Work required
Below is the data. Give it again, complete and exact.

------------------------------------

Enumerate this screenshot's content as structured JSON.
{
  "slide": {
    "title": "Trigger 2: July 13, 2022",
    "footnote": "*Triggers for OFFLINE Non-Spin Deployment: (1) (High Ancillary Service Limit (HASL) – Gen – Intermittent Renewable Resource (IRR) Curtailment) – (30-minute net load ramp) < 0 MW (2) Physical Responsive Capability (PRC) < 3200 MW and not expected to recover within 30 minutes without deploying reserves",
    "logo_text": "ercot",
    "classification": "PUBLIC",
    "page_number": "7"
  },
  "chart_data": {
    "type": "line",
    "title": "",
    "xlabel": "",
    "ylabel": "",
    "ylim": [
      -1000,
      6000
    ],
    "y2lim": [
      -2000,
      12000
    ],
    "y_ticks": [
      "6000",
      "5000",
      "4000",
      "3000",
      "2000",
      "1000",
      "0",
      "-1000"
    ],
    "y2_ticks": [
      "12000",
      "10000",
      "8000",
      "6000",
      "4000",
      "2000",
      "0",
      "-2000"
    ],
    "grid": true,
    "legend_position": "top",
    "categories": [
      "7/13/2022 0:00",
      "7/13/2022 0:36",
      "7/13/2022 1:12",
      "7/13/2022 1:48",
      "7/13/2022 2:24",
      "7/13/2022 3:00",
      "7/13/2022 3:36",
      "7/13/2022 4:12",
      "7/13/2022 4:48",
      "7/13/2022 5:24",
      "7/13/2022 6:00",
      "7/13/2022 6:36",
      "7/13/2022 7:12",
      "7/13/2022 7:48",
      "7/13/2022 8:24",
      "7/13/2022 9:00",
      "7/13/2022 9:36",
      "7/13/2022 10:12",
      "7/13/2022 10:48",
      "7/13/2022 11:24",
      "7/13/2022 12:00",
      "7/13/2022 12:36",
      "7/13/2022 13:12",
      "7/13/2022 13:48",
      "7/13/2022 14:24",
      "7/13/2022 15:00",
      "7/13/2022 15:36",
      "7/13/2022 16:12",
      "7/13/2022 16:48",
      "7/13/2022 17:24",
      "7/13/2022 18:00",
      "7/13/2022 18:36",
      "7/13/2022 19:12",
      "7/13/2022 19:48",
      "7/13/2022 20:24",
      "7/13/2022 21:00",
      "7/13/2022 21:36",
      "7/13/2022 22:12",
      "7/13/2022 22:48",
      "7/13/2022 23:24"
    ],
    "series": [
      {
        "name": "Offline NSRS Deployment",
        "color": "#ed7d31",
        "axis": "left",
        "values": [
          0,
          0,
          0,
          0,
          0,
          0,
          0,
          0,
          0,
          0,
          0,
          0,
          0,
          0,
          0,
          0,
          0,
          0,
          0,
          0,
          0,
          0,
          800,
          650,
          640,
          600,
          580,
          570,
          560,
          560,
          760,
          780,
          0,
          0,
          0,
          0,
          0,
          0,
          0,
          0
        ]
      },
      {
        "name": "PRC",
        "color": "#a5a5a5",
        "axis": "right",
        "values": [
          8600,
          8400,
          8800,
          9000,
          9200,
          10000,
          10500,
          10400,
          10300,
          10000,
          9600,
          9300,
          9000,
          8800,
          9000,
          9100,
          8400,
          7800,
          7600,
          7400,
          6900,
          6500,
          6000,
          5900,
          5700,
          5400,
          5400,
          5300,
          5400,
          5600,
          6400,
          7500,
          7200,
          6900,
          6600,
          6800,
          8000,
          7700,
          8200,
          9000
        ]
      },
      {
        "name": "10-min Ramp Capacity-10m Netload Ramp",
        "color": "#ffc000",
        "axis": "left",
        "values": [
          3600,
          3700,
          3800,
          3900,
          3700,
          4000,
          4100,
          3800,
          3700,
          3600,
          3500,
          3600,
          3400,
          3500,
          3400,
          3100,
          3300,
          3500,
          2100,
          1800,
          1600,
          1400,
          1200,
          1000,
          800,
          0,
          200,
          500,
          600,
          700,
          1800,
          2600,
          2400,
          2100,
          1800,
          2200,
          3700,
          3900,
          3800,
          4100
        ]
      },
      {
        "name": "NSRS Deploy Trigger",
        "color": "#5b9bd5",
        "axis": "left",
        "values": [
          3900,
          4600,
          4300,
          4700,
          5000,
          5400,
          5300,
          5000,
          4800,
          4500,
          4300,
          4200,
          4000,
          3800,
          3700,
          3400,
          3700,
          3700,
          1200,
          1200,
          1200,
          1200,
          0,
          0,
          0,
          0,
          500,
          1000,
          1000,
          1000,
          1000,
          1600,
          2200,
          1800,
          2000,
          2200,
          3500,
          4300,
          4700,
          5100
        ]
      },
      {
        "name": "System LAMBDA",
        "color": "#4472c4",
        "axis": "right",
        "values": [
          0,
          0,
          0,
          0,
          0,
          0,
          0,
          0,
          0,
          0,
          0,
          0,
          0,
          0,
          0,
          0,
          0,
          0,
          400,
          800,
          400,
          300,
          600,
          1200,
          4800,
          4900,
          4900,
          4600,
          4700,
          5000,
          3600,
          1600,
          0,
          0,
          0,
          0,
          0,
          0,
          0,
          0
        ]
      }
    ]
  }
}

------------------------------------

Exercise solution
Enumerate this screenshot's content as structured JSON.
{
  "slide": {
    "title": "Trigger 2: July 13, 2022",
    "footnote": "*Triggers for OFFLINE Non-Spin Deployment: (1) (High Ancillary Service Limit (HASL) – Gen – Intermittent Renewable Resource (IRR) Curtailment) – (30-minute net load ramp) < 0 MW (2) Physical Responsive Capability (PRC) < 3200 MW and not expected to recover within 30 minutes without deploying reserves",
    "logo_text": "ercot",
    "classification": "PUBLIC",
    "page_number": "7"
  },
  "chart_data": {
    "type": "line",
    "title": "",
    "xlabel": "",
    "ylabel": "",
    "ylim": [
      -1000,
      6000
    ],
    "y2lim": [
      -2000,
      12000
    ],
    "y_ticks": [
      "6000",
      "5000",
      "4000",
      "3000",
      "2000",
      "1000",
      "0",
      "-1000"
    ],
    "y2_ticks": [
      "12000",
      "10000",
      "8000",
      "6000",
      "4000",
      "2000",
      "0",
      "-2000"
    ],
    "grid": true,
    "legend_position": "top",
    "categories": [
      "7/13/2022 0:00",
      "7/13/2022 0:36",
      "7/13/2022 1:12",
      "7/13/2022 1:48",
      "7/13/2022 2:24",
      "7/13/2022 3:00",
      "7/13/2022 3:36",
      "7/13/2022 4:12",
      "7/13/2022 4:48",
      "7/13/2022 5:24",
      "7/13/2022 6:00",
      "7/13/2022 6:36",
      "7/13/2022 7:12",
      "7/13/2022 7:48",
      "7/13/2022 8:24",
      "7/13/2022 9:00",
      "7/13/2022 9:36",
      "7/13/2022 10:12",
      "7/13/2022 10:48",
      "7/13/2022 11:24",
      "7/13/2022 12:00",
      "7/13/2022 12:36",
      "7/13/2022 13:12",
      "7/13/2022 13:48",
      "7/13/2022 14:24",
      "7/13/2022 15:00",
      "7/13/2022 15:36",
      "7/13/2022 16:12",
      "7/13/2022 16:48",
      "7/13/2022 17:24",
      "7/13/2022 18:00",
      "7/13/2022 18:36",
      "7/13/2022 19:12",
      "7/13/2022 19:48",
      "7/13/2022 20:24",
      "7/13/2022 21:00",
      "7/13/2022 21:36",
      "7/13/2022 22:12",
      "7/13/2022 22:48",
      "7/13/2022 23:24"
    ],
    "series": [
      {
        "name": "Offline NSRS Deployment",
        "color": "#ed7d31",
        "axis": "left",
        "values": [
          0,
          0,
          0,
          0,
          0,
          0,
          0,
          0,
          0,
          0,
          0,
          0,
          0,
          0,
          0,
          0,
          0,
          0,
          0,
          0,
          0,
          0,
          800,
          650,
          640,
          600,
          580,
          570,
          560,
          560,
          760,
          780,
          0,
          0,
          0,
          0,
          0,
          0,
          0,
          0
        ]
      },
      {
        "name": "PRC",
        "color": "#a5a5a5",
        "axis": "right",
        "values": [
          8600,
          8400,
          8800,
          9000,
          9200,
          10000,
          10500,
          10400,
          10300,
          10000,
          9600,
          9300,
          9000,
          8800,
          9000,
          9100,
          8400,
          7800,
          7600,
          7400,
          6900,
          6500,
          6000,
          5900,
          5700,
          5400,
          5400,
          5300,
          5400,
          5600,
          6400,
          7500,
          7200,
          6900,
          6600,
          6800,
          8000,
          7700,
          8200,
          9000
        ]
      },
      {
        "name": "10-min Ramp Capacity-10m Netload Ramp",
        "color": "#ffc000",
        "axis": "left",
        "values": [
          3600,
          3700,
          3800,
          3900,
          3700,
          4000,
          4100,
          3800,
          3700,
          3600,
          3500,
          3600,
          3400,
          3500,
          3400,
          3100,
          3300,
          3500,
          2100,
          1800,
          1600,
          1400,
          1200,
          1000,
          800,
          0,
          200,
          500,
          600,
          700,
          1800,
          2600,
          2400,
          2100,
          1800,
          2200,
          3700,
          3900,
          3800,
          4100
        ]
      },
      {
        "name": "NSRS Deploy Trigger",
        "color": "#5b9bd5",
        "axis": "left",
        "values": [
          3900,
          4600,
          4300,
          4700,
          5000,
          5400,
          5300,
          5000,
          4800,
          4500,
          4300,
          4200,
          4000,
          3800,
          3700,
          3400,
          3700,
          3700,
          1200,
          1200,
          1200,
          1200,
          0,
          0,
          0,
          0,
          500,
          1000,
          1000,
          1000,
          1000,
          1600,
          2200,
          1800,
          2000,
          2200,
          3500,
          4300,
          4700,
          5100
        ]
      },
      {
        "name": "System LAMBDA",
        "color": "#4472c4",
        "axis": "right",
        "values": [
          0,
          0,
          0,
          0,
          0,
          0,
          0,
          0,
          0,
          0,
          0,
          0,
          0,
          0,
          0,
          0,
          0,
          0,
          400,
          800,
          400,
          300,
          600,
          1200,
          4800,
          4900,
          4900,
          4600,
          4700,
          5000,
          3600,
          1600,
          0,
          0,
          0,
          0,
          0,
          0,
          0,
          0
        ]
      }
    ]
  }
}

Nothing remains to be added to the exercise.